> [Task requirements] Check each line of the listing for the word "image" and report how many lines contain it, giving nothing but the number.

> [Listed records]

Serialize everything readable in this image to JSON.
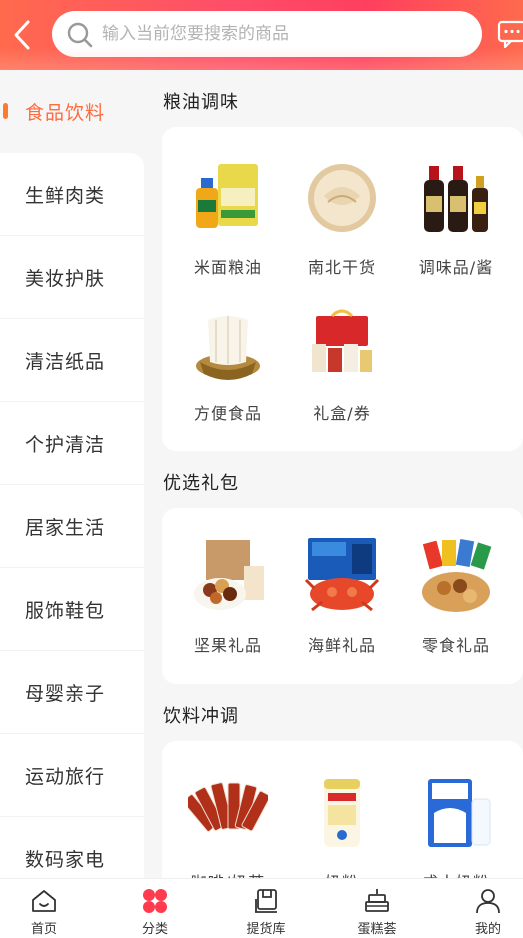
{
  "header": {
    "search_placeholder": "输入当前您要搜索的商品"
  },
  "sidebar": {
    "items": [
      {
        "label": "食品饮料",
        "active": true
      },
      {
        "label": "生鲜肉类"
      },
      {
        "label": "美妆护肤"
      },
      {
        "label": "清洁纸品"
      },
      {
        "label": "个护清洁"
      },
      {
        "label": "居家生活"
      },
      {
        "label": "服饰鞋包"
      },
      {
        "label": "母婴亲子"
      },
      {
        "label": "运动旅行"
      },
      {
        "label": "数码家电"
      }
    ]
  },
  "sections": [
    {
      "title": "粮油调味",
      "items": [
        {
          "label": "米面粮油",
          "icon": "rice-oil-image"
        },
        {
          "label": "南北干货",
          "icon": "dried-goods-image"
        },
        {
          "label": "调味品/酱",
          "icon": "sauce-image"
        },
        {
          "label": "方便食品",
          "icon": "instant-noodles-image"
        },
        {
          "label": "礼盒/券",
          "icon": "gift-box-image"
        }
      ]
    },
    {
      "title": "优选礼包",
      "items": [
        {
          "label": "坚果礼品",
          "icon": "nuts-gift-image"
        },
        {
          "label": "海鲜礼品",
          "icon": "seafood-gift-image"
        },
        {
          "label": "零食礼品",
          "icon": "snacks-gift-image"
        }
      ]
    },
    {
      "title": "饮料冲调",
      "items": [
        {
          "label": "咖啡/奶茶",
          "icon": "coffee-image"
        },
        {
          "label": "奶粉",
          "icon": "milk-powder-image"
        },
        {
          "label": "成人奶粉",
          "icon": "adult-milk-powder-image"
        }
      ]
    }
  ],
  "tabbar": {
    "tabs": [
      {
        "label": "首页",
        "icon": "home-icon"
      },
      {
        "label": "分类",
        "icon": "category-icon",
        "active": true
      },
      {
        "label": "提货库",
        "icon": "pickup-icon"
      },
      {
        "label": "蛋糕荟",
        "icon": "cake-icon"
      },
      {
        "label": "我的",
        "icon": "profile-icon"
      }
    ]
  },
  "colors": {
    "accent": "#ff6b3d",
    "header_gradient": "#ff4d6a",
    "active_tab": "#ff3b4d"
  }
}
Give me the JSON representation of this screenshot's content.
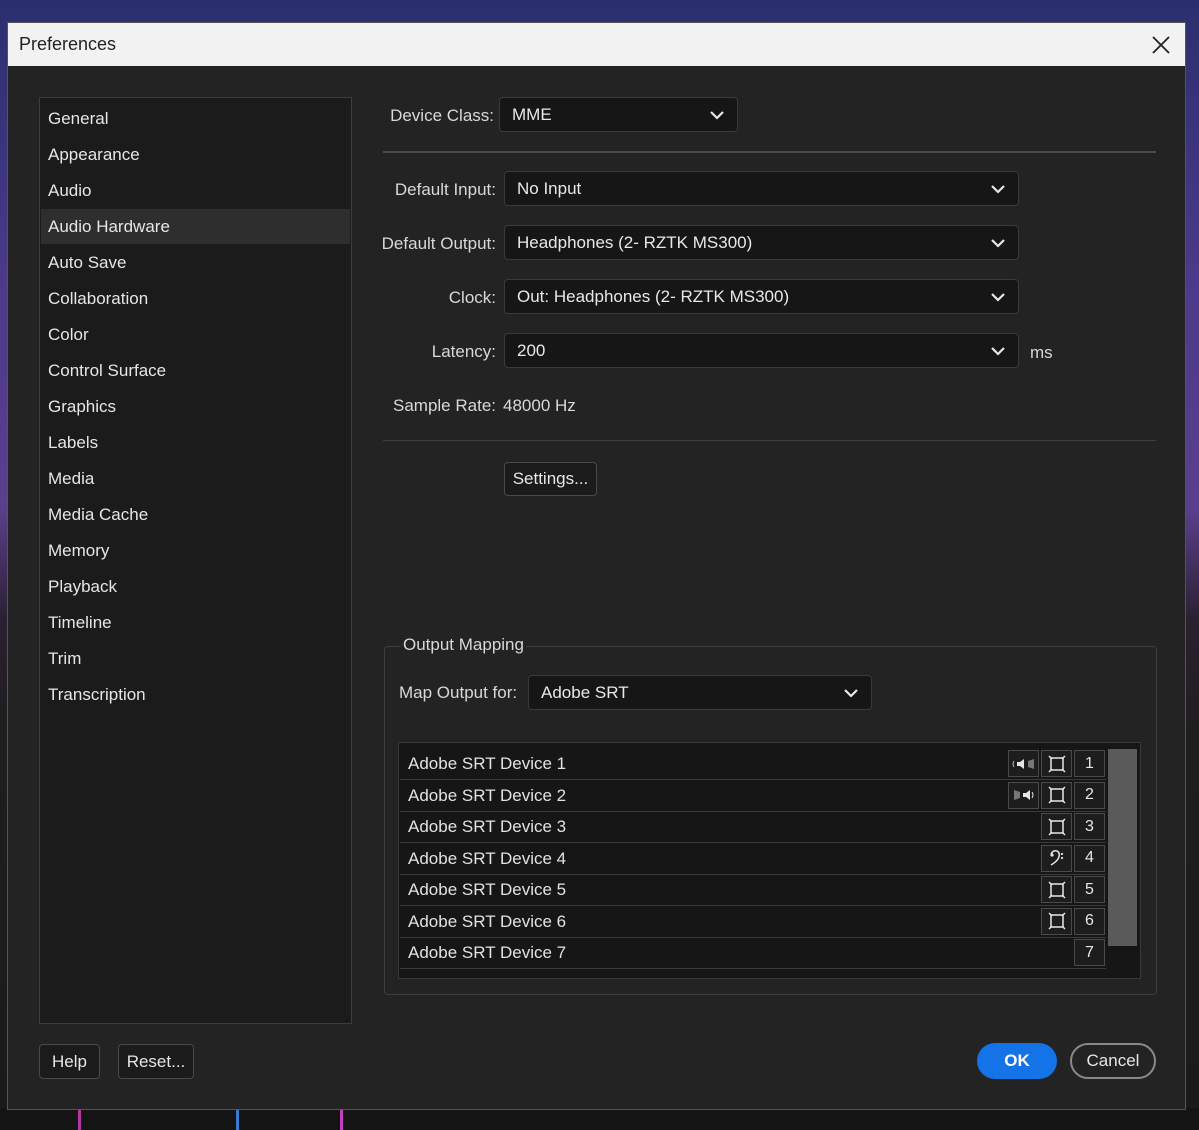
{
  "window": {
    "title": "Preferences"
  },
  "sidebar": {
    "selected": "Audio Hardware",
    "items": [
      {
        "label": "General"
      },
      {
        "label": "Appearance"
      },
      {
        "label": "Audio"
      },
      {
        "label": "Audio Hardware"
      },
      {
        "label": "Auto Save"
      },
      {
        "label": "Collaboration"
      },
      {
        "label": "Color"
      },
      {
        "label": "Control Surface"
      },
      {
        "label": "Graphics"
      },
      {
        "label": "Labels"
      },
      {
        "label": "Media"
      },
      {
        "label": "Media Cache"
      },
      {
        "label": "Memory"
      },
      {
        "label": "Playback"
      },
      {
        "label": "Timeline"
      },
      {
        "label": "Trim"
      },
      {
        "label": "Transcription"
      }
    ]
  },
  "device": {
    "class_label": "Device Class:",
    "class_value": "MME",
    "input_label": "Default Input:",
    "input_value": "No Input",
    "output_label": "Default Output:",
    "output_value": "Headphones (2- RZTK MS300)",
    "clock_label": "Clock:",
    "clock_value": "Out: Headphones (2- RZTK MS300)",
    "latency_label": "Latency:",
    "latency_value": "200",
    "latency_unit": "ms",
    "sample_rate_label": "Sample Rate:",
    "sample_rate_value": "48000 Hz",
    "settings_button": "Settings..."
  },
  "output_mapping": {
    "title": "Output Mapping",
    "map_label": "Map Output for:",
    "map_value": "Adobe SRT",
    "rows": [
      {
        "name": "Adobe SRT Device 1",
        "num": "1",
        "icons": [
          "speaker-left-icon",
          "channel-box-icon"
        ]
      },
      {
        "name": "Adobe SRT Device 2",
        "num": "2",
        "icons": [
          "speaker-right-icon",
          "channel-box-icon"
        ]
      },
      {
        "name": "Adobe SRT Device 3",
        "num": "3",
        "icons": [
          "channel-box-icon"
        ]
      },
      {
        "name": "Adobe SRT Device 4",
        "num": "4",
        "icons": [
          "bass-clef-icon"
        ]
      },
      {
        "name": "Adobe SRT Device 5",
        "num": "5",
        "icons": [
          "channel-box-icon"
        ]
      },
      {
        "name": "Adobe SRT Device 6",
        "num": "6",
        "icons": [
          "channel-box-icon"
        ]
      },
      {
        "name": "Adobe SRT Device 7",
        "num": "7",
        "icons": []
      }
    ]
  },
  "footer": {
    "help": "Help",
    "reset": "Reset...",
    "ok": "OK",
    "cancel": "Cancel"
  },
  "colors": {
    "accent": "#1473e6",
    "dialog_bg": "#232323",
    "panel_bg": "#1b1b1b"
  }
}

> [Answer to the exercise] 12